**Your goal**: Produce a word-for-word copy of the listing below without its pictures.

**Dataset rows**:
++++++++++++++++++++

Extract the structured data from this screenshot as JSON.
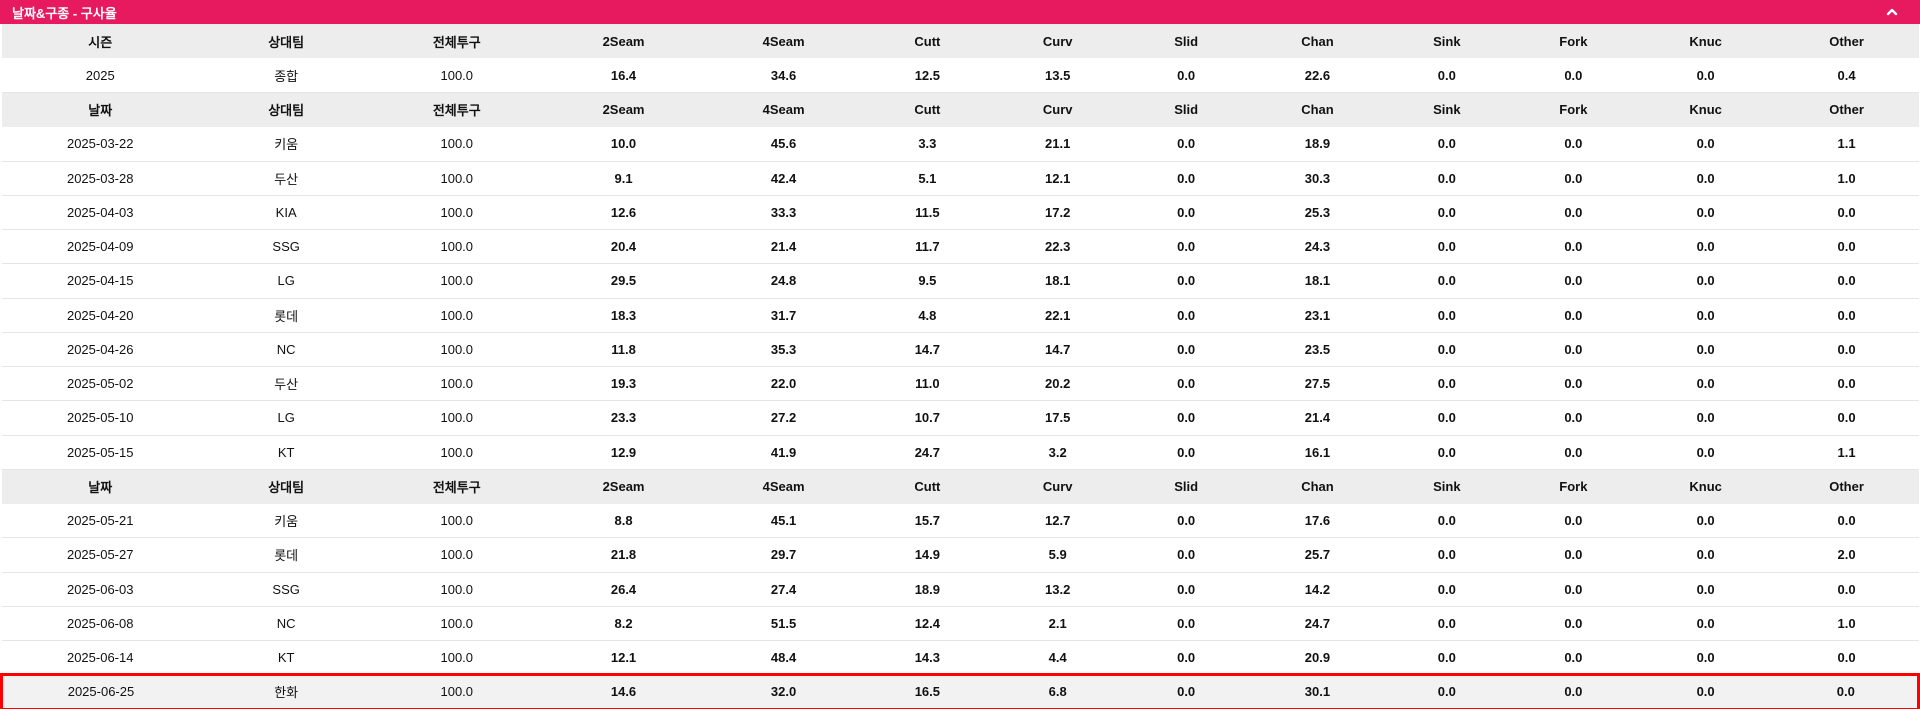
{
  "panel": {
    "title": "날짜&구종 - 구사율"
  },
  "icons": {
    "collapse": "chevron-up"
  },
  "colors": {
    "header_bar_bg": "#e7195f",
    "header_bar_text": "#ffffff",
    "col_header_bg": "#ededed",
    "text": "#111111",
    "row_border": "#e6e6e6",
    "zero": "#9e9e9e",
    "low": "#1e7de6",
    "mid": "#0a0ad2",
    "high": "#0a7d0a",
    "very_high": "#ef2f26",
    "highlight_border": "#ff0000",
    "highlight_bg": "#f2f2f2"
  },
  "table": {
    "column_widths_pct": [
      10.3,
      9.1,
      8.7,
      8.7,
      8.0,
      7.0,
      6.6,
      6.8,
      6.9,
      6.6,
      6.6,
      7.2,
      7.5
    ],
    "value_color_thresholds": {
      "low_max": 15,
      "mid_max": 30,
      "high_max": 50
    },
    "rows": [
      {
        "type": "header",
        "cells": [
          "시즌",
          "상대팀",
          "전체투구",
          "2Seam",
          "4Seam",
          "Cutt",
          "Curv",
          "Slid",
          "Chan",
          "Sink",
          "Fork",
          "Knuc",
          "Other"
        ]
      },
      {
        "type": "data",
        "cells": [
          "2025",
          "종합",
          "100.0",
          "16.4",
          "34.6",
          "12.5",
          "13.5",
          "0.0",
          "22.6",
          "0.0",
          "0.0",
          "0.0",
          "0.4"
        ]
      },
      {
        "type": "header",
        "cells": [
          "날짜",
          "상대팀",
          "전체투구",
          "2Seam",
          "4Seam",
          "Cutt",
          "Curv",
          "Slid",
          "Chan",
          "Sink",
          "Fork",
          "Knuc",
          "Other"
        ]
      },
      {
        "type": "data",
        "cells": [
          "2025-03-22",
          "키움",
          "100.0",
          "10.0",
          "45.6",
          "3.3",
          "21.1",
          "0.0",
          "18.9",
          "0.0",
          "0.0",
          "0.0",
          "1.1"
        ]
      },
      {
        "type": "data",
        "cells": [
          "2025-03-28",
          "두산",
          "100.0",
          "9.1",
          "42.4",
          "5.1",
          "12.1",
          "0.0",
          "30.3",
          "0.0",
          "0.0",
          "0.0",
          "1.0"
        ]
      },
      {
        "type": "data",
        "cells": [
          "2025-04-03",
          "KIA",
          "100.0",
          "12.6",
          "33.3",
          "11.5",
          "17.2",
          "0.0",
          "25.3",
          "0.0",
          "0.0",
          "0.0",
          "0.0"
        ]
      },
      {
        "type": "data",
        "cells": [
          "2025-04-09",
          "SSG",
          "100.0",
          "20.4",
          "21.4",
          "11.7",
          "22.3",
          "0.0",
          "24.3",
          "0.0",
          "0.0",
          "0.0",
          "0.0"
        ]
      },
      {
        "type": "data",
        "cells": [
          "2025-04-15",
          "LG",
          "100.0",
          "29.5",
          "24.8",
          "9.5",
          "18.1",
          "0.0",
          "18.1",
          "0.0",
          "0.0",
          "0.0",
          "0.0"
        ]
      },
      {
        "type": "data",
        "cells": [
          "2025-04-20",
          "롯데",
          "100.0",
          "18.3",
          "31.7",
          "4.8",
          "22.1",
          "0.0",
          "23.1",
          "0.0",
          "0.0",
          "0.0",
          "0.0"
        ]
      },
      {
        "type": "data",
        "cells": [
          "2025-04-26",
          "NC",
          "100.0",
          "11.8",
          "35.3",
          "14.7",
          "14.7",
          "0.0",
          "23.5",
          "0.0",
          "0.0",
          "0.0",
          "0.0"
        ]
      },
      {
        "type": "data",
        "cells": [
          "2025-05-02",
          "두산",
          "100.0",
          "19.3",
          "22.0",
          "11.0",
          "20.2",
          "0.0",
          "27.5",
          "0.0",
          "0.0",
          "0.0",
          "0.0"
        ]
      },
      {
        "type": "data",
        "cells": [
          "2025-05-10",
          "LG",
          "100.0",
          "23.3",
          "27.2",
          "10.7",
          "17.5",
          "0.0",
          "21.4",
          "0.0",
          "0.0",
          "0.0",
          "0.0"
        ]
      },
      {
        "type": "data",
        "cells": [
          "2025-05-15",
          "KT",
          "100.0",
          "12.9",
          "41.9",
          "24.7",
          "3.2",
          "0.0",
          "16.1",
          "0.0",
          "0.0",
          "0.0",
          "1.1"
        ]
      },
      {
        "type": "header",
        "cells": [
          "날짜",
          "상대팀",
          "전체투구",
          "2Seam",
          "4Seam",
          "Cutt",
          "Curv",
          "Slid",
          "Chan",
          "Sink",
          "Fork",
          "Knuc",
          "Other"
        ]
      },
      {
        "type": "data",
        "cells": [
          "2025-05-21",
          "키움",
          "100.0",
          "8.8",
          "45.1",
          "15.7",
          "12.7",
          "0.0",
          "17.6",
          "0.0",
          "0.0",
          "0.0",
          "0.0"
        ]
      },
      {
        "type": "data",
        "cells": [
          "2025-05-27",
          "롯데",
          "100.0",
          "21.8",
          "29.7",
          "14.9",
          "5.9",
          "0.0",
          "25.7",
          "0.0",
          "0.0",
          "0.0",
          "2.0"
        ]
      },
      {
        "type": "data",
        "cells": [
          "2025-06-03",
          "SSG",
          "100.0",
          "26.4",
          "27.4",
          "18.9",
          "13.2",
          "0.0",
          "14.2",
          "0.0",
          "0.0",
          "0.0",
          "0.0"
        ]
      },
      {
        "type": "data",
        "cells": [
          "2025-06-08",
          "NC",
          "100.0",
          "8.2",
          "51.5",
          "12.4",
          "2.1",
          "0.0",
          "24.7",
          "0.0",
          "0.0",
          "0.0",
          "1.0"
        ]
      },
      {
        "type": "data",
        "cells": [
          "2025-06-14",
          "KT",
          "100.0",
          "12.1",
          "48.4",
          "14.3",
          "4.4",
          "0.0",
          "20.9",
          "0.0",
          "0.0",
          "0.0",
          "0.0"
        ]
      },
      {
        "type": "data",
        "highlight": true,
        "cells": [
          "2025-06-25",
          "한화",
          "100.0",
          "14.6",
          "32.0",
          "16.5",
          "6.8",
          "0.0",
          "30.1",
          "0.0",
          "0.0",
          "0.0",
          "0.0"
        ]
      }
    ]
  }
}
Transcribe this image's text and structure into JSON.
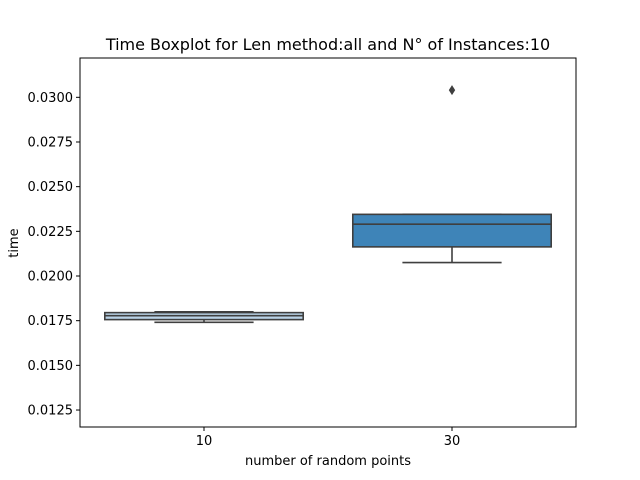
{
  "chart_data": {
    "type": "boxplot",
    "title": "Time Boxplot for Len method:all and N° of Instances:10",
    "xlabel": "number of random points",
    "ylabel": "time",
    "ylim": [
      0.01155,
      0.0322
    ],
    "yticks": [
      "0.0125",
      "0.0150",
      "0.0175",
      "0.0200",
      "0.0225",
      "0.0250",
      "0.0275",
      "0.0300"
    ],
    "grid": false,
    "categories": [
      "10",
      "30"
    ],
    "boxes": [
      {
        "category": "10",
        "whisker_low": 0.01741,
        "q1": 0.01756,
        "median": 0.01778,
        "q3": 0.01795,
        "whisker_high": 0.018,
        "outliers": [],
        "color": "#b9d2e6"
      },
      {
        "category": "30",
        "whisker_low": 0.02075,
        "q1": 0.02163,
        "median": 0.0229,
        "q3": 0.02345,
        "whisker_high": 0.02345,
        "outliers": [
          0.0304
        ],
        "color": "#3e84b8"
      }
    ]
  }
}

++++++++++++++++++++

**Written response**:
Extract the structured data from this screenshot as JSON.
{
  "panel": {
    "title": "날짜&구종 - 구사율"
  },
  "icons": {
    "collapse": "chevron-up"
  },
  "colors": {
    "header_bar_bg": "#e7195f",
    "header_bar_text": "#ffffff",
    "col_header_bg": "#ededed",
    "text": "#111111",
    "row_border": "#e6e6e6",
    "zero": "#9e9e9e",
    "low": "#1e7de6",
    "mid": "#0a0ad2",
    "high": "#0a7d0a",
    "very_high": "#ef2f26",
    "highlight_border": "#ff0000",
    "highlight_bg": "#f2f2f2"
  },
  "table": {
    "column_widths_pct": [
      10.3,
      9.1,
      8.7,
      8.7,
      8.0,
      7.0,
      6.6,
      6.8,
      6.9,
      6.6,
      6.6,
      7.2,
      7.5
    ],
    "value_color_thresholds": {
      "low_max": 15,
      "mid_max": 30,
      "high_max": 50
    },
    "rows": [
      {
        "type": "header",
        "cells": [
          "시즌",
          "상대팀",
          "전체투구",
          "2Seam",
          "4Seam",
          "Cutt",
          "Curv",
          "Slid",
          "Chan",
          "Sink",
          "Fork",
          "Knuc",
          "Other"
        ]
      },
      {
        "type": "data",
        "cells": [
          "2025",
          "종합",
          "100.0",
          "16.4",
          "34.6",
          "12.5",
          "13.5",
          "0.0",
          "22.6",
          "0.0",
          "0.0",
          "0.0",
          "0.4"
        ]
      },
      {
        "type": "header",
        "cells": [
          "날짜",
          "상대팀",
          "전체투구",
          "2Seam",
          "4Seam",
          "Cutt",
          "Curv",
          "Slid",
          "Chan",
          "Sink",
          "Fork",
          "Knuc",
          "Other"
        ]
      },
      {
        "type": "data",
        "cells": [
          "2025-03-22",
          "키움",
          "100.0",
          "10.0",
          "45.6",
          "3.3",
          "21.1",
          "0.0",
          "18.9",
          "0.0",
          "0.0",
          "0.0",
          "1.1"
        ]
      },
      {
        "type": "data",
        "cells": [
          "2025-03-28",
          "두산",
          "100.0",
          "9.1",
          "42.4",
          "5.1",
          "12.1",
          "0.0",
          "30.3",
          "0.0",
          "0.0",
          "0.0",
          "1.0"
        ]
      },
      {
        "type": "data",
        "cells": [
          "2025-04-03",
          "KIA",
          "100.0",
          "12.6",
          "33.3",
          "11.5",
          "17.2",
          "0.0",
          "25.3",
          "0.0",
          "0.0",
          "0.0",
          "0.0"
        ]
      },
      {
        "type": "data",
        "cells": [
          "2025-04-09",
          "SSG",
          "100.0",
          "20.4",
          "21.4",
          "11.7",
          "22.3",
          "0.0",
          "24.3",
          "0.0",
          "0.0",
          "0.0",
          "0.0"
        ]
      },
      {
        "type": "data",
        "cells": [
          "2025-04-15",
          "LG",
          "100.0",
          "29.5",
          "24.8",
          "9.5",
          "18.1",
          "0.0",
          "18.1",
          "0.0",
          "0.0",
          "0.0",
          "0.0"
        ]
      },
      {
        "type": "data",
        "cells": [
          "2025-04-20",
          "롯데",
          "100.0",
          "18.3",
          "31.7",
          "4.8",
          "22.1",
          "0.0",
          "23.1",
          "0.0",
          "0.0",
          "0.0",
          "0.0"
        ]
      },
      {
        "type": "data",
        "cells": [
          "2025-04-26",
          "NC",
          "100.0",
          "11.8",
          "35.3",
          "14.7",
          "14.7",
          "0.0",
          "23.5",
          "0.0",
          "0.0",
          "0.0",
          "0.0"
        ]
      },
      {
        "type": "data",
        "cells": [
          "2025-05-02",
          "두산",
          "100.0",
          "19.3",
          "22.0",
          "11.0",
          "20.2",
          "0.0",
          "27.5",
          "0.0",
          "0.0",
          "0.0",
          "0.0"
        ]
      },
      {
        "type": "data",
        "cells": [
          "2025-05-10",
          "LG",
          "100.0",
          "23.3",
          "27.2",
          "10.7",
          "17.5",
          "0.0",
          "21.4",
          "0.0",
          "0.0",
          "0.0",
          "0.0"
        ]
      },
      {
        "type": "data",
        "cells": [
          "2025-05-15",
          "KT",
          "100.0",
          "12.9",
          "41.9",
          "24.7",
          "3.2",
          "0.0",
          "16.1",
          "0.0",
          "0.0",
          "0.0",
          "1.1"
        ]
      },
      {
        "type": "header",
        "cells": [
          "날짜",
          "상대팀",
          "전체투구",
          "2Seam",
          "4Seam",
          "Cutt",
          "Curv",
          "Slid",
          "Chan",
          "Sink",
          "Fork",
          "Knuc",
          "Other"
        ]
      },
      {
        "type": "data",
        "cells": [
          "2025-05-21",
          "키움",
          "100.0",
          "8.8",
          "45.1",
          "15.7",
          "12.7",
          "0.0",
          "17.6",
          "0.0",
          "0.0",
          "0.0",
          "0.0"
        ]
      },
      {
        "type": "data",
        "cells": [
          "2025-05-27",
          "롯데",
          "100.0",
          "21.8",
          "29.7",
          "14.9",
          "5.9",
          "0.0",
          "25.7",
          "0.0",
          "0.0",
          "0.0",
          "2.0"
        ]
      },
      {
        "type": "data",
        "cells": [
          "2025-06-03",
          "SSG",
          "100.0",
          "26.4",
          "27.4",
          "18.9",
          "13.2",
          "0.0",
          "14.2",
          "0.0",
          "0.0",
          "0.0",
          "0.0"
        ]
      },
      {
        "type": "data",
        "cells": [
          "2025-06-08",
          "NC",
          "100.0",
          "8.2",
          "51.5",
          "12.4",
          "2.1",
          "0.0",
          "24.7",
          "0.0",
          "0.0",
          "0.0",
          "1.0"
        ]
      },
      {
        "type": "data",
        "cells": [
          "2025-06-14",
          "KT",
          "100.0",
          "12.1",
          "48.4",
          "14.3",
          "4.4",
          "0.0",
          "20.9",
          "0.0",
          "0.0",
          "0.0",
          "0.0"
        ]
      },
      {
        "type": "data",
        "highlight": true,
        "cells": [
          "2025-06-25",
          "한화",
          "100.0",
          "14.6",
          "32.0",
          "16.5",
          "6.8",
          "0.0",
          "30.1",
          "0.0",
          "0.0",
          "0.0",
          "0.0"
        ]
      }
    ]
  }
}
Transcribe this image's text and structure into JSON.
{
  "chart_data": {
    "type": "boxplot",
    "title": "Time Boxplot for Len method:all and N° of Instances:10",
    "xlabel": "number of random points",
    "ylabel": "time",
    "ylim": [
      0.01155,
      0.0322
    ],
    "yticks": [
      "0.0125",
      "0.0150",
      "0.0175",
      "0.0200",
      "0.0225",
      "0.0250",
      "0.0275",
      "0.0300"
    ],
    "grid": false,
    "categories": [
      "10",
      "30"
    ],
    "boxes": [
      {
        "category": "10",
        "whisker_low": 0.01741,
        "q1": 0.01756,
        "median": 0.01778,
        "q3": 0.01795,
        "whisker_high": 0.018,
        "outliers": [],
        "color": "#b9d2e6"
      },
      {
        "category": "30",
        "whisker_low": 0.02075,
        "q1": 0.02163,
        "median": 0.0229,
        "q3": 0.02345,
        "whisker_high": 0.02345,
        "outliers": [
          0.0304
        ],
        "color": "#3e84b8"
      }
    ]
  }
}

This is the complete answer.